Below are the records; collect from them each line containing the string "次测量时".
— begin Data to process —
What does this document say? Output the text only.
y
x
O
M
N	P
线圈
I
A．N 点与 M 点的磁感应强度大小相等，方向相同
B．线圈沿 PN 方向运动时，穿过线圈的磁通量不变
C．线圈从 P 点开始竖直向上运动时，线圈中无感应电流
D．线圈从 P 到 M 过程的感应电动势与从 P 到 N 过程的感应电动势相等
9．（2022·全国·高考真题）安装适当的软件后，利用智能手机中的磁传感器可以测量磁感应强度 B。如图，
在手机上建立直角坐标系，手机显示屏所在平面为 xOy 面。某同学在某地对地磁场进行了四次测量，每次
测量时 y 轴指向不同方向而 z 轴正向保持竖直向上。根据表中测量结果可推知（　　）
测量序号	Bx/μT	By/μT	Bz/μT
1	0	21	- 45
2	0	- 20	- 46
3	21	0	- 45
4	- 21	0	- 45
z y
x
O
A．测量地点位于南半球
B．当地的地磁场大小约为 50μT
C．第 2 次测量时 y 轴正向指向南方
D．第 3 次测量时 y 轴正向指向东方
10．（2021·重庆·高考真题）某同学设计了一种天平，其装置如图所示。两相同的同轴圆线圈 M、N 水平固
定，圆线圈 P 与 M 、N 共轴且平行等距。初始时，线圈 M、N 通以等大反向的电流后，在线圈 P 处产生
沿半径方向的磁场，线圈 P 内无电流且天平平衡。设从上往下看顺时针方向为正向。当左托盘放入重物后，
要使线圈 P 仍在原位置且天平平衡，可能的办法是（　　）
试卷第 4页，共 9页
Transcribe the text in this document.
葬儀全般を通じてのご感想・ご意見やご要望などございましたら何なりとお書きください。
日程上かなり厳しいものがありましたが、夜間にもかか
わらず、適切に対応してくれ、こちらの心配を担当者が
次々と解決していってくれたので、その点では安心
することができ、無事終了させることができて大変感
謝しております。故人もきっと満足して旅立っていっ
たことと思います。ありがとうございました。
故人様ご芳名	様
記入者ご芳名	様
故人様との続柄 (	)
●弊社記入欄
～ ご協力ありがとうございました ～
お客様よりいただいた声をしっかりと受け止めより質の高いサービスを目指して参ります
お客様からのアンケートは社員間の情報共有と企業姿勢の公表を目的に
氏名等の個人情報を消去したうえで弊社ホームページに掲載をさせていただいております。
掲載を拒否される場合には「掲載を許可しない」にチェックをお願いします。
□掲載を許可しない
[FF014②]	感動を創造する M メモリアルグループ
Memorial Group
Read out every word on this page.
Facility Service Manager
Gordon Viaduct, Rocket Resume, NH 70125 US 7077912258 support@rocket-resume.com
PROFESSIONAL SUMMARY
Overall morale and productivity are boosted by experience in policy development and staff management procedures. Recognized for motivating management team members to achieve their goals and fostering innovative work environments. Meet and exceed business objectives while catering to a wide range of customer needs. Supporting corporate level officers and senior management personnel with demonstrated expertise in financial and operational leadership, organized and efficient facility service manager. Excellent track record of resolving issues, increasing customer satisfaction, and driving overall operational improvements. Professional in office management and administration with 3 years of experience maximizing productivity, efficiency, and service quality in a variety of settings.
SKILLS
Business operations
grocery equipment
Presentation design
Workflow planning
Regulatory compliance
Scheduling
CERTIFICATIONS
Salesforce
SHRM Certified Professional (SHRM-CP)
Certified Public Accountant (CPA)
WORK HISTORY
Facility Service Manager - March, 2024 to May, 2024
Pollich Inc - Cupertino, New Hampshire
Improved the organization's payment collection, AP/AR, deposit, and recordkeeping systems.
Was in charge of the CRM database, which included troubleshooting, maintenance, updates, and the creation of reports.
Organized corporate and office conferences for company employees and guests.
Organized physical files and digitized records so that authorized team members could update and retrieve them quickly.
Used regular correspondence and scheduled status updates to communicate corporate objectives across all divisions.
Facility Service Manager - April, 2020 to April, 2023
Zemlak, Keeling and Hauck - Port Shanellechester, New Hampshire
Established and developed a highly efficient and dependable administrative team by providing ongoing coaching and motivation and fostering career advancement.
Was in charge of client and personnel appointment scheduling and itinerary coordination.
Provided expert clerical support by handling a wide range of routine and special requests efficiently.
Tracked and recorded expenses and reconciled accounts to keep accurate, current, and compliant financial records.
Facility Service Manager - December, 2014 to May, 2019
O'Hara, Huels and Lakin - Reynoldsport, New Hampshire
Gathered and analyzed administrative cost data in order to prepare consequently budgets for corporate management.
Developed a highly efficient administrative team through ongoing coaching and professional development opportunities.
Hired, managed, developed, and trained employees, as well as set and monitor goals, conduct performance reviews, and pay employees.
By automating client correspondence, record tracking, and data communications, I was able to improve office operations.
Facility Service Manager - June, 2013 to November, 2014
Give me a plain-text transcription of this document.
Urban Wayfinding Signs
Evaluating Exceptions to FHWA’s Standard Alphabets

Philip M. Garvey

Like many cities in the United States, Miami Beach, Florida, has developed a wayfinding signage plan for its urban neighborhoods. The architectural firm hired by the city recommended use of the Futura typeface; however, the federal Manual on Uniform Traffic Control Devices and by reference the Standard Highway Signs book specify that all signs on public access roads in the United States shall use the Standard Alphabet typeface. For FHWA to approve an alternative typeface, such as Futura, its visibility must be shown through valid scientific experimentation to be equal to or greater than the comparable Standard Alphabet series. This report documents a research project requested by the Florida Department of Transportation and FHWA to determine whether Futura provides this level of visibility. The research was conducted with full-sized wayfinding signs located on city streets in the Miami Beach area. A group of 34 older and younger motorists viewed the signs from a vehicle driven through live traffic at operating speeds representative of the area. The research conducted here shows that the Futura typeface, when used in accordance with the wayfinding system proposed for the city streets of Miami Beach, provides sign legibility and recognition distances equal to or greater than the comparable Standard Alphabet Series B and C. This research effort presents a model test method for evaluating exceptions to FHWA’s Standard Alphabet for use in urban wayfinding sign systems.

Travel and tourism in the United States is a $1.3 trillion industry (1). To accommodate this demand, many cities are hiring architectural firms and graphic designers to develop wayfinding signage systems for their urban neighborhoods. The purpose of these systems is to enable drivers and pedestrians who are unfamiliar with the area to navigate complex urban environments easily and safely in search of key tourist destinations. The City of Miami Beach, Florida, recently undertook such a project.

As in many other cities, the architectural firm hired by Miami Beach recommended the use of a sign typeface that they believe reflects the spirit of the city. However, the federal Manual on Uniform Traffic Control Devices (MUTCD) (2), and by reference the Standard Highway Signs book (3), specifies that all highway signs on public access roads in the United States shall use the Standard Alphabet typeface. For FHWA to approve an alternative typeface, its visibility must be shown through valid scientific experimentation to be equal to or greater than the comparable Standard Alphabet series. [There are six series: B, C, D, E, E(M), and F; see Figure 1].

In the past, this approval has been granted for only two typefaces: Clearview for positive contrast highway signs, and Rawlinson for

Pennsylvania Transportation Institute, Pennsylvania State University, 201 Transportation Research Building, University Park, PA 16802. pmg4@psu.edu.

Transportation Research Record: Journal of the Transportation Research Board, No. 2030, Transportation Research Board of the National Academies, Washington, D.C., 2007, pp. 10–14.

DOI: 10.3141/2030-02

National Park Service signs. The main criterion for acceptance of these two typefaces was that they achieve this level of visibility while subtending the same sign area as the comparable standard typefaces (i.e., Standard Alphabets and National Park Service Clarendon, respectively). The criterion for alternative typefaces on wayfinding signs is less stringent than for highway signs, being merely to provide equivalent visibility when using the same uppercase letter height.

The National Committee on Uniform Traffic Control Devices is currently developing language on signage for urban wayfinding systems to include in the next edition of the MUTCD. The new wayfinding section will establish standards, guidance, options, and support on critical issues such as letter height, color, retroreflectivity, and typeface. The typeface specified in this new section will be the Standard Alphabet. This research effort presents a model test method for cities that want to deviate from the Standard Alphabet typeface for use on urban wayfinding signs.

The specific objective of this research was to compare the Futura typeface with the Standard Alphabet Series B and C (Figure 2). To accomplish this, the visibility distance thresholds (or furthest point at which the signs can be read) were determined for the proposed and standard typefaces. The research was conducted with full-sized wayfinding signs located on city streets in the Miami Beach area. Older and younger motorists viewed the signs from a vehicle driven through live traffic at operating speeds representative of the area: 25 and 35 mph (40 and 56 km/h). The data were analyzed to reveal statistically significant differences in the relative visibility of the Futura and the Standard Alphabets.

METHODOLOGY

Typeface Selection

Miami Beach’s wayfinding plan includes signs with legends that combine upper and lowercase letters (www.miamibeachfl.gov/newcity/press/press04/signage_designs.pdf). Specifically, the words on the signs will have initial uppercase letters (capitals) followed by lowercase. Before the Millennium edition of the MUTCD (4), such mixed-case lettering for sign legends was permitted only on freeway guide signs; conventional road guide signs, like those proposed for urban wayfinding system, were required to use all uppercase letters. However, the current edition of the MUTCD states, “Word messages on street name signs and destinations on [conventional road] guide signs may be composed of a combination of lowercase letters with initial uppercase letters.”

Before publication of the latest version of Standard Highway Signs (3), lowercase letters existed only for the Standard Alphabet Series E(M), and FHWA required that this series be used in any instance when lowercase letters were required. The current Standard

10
— end Data to process —
*Correct response*
C．第 2 次测量时 y 轴正向指向南方
D．第 3 次测量时 y 轴正向指向东方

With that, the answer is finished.